- **What you need to do**
Render the data, starting from its first line and ending with the line containing "point (360, 192, 372, 204)", as a JSON list of strings with one string per line. Leave out any blank lines.

- **Records provided**
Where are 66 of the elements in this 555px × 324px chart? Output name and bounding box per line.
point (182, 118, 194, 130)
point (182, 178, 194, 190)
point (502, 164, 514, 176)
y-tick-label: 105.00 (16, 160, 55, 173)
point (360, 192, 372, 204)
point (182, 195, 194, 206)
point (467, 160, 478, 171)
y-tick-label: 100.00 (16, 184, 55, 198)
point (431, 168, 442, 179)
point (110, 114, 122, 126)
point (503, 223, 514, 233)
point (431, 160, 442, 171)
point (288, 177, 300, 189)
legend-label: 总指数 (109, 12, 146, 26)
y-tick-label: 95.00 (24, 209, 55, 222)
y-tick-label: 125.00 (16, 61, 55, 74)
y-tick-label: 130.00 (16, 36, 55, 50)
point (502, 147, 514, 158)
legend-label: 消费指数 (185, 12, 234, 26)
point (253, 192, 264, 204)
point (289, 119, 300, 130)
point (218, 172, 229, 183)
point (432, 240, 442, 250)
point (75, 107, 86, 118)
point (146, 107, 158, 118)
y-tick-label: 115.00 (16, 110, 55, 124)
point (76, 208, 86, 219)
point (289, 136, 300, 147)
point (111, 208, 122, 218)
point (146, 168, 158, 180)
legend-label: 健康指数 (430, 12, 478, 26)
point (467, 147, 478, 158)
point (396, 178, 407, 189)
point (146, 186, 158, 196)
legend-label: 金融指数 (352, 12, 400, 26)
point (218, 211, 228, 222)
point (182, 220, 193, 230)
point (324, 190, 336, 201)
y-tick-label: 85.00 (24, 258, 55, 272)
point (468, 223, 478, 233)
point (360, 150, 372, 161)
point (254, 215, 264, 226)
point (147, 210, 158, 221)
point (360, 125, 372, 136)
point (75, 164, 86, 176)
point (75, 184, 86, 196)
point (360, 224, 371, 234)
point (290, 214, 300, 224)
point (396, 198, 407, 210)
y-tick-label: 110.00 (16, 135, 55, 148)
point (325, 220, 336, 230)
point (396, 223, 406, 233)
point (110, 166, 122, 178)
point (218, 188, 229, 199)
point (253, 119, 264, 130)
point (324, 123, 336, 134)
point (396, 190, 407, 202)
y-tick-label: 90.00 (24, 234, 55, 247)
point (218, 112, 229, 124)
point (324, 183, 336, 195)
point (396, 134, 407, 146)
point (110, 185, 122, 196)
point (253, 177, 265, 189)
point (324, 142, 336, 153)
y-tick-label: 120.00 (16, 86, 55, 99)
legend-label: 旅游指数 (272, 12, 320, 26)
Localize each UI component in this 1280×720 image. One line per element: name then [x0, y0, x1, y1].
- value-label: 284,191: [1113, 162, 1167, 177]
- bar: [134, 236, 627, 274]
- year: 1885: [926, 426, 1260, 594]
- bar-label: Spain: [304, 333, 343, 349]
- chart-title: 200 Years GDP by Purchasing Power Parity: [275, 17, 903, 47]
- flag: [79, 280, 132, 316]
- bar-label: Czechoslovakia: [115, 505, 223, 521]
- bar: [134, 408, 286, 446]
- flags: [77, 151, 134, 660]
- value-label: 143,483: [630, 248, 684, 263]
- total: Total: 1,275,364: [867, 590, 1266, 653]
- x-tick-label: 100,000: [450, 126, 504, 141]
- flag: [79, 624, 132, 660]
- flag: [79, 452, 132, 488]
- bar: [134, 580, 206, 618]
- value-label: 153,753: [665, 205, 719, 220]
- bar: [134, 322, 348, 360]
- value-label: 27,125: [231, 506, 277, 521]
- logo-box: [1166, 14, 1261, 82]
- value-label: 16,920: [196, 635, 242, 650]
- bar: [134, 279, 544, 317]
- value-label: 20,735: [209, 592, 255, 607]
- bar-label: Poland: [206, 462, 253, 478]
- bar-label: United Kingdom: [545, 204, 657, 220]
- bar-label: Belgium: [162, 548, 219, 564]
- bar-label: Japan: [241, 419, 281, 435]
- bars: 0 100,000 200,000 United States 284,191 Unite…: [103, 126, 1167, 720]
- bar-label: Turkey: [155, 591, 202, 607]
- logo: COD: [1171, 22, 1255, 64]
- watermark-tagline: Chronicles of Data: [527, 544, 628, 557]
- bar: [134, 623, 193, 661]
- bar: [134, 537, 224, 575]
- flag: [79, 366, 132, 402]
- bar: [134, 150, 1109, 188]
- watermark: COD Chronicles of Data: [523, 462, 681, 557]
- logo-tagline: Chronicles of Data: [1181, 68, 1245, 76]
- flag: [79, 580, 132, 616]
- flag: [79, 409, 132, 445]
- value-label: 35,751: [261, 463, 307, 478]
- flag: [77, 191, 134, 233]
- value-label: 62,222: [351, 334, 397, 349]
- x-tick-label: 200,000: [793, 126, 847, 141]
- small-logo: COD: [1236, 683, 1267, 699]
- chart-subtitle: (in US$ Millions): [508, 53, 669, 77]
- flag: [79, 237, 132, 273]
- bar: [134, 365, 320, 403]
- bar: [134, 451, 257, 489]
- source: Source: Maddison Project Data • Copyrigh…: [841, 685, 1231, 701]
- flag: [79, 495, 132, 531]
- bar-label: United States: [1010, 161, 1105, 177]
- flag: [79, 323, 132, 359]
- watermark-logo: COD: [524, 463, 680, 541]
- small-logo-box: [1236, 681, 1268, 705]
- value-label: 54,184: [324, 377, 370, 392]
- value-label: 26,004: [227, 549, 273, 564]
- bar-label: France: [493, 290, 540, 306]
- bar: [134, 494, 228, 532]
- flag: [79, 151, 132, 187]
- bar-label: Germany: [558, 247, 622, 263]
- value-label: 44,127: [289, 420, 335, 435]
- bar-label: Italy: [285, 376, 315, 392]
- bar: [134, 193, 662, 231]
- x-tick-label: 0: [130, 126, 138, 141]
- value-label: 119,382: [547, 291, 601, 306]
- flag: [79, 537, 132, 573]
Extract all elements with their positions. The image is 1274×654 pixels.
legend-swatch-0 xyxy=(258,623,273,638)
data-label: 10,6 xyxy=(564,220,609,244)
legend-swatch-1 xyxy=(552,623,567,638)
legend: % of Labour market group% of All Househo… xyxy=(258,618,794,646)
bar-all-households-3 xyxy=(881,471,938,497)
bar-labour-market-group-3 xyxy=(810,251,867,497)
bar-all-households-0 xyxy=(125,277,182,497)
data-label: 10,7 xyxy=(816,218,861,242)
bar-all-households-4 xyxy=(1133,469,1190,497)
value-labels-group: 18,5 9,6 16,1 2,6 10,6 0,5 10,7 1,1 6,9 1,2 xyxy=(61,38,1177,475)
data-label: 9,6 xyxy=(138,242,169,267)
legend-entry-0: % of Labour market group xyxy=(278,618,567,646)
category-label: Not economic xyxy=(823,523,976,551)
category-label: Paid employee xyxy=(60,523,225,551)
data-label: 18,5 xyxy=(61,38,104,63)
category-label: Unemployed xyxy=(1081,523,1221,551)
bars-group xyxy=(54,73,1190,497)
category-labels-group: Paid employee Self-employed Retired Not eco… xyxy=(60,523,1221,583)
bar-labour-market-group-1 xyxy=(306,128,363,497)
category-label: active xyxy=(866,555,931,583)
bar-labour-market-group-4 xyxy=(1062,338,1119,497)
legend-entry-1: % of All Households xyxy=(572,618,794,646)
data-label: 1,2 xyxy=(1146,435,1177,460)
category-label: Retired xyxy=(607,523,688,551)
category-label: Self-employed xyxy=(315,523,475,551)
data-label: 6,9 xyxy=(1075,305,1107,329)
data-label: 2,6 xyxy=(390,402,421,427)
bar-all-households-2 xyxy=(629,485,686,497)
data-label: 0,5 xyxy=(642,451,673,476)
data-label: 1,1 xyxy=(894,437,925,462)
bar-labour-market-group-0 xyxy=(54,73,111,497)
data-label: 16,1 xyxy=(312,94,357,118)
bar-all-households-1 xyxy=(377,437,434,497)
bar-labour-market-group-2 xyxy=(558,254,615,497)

- **Result for this task**
[
  "Where are 66 of the elements in this 555px × 324px chart? Output name and bounding box per line.",
  "point (182, 118, 194, 130)",
  "point (182, 178, 194, 190)",
  "point (502, 164, 514, 176)",
  "y-tick-label: 105.00 (16, 160, 55, 173)",
  "point (360, 192, 372, 204)"
]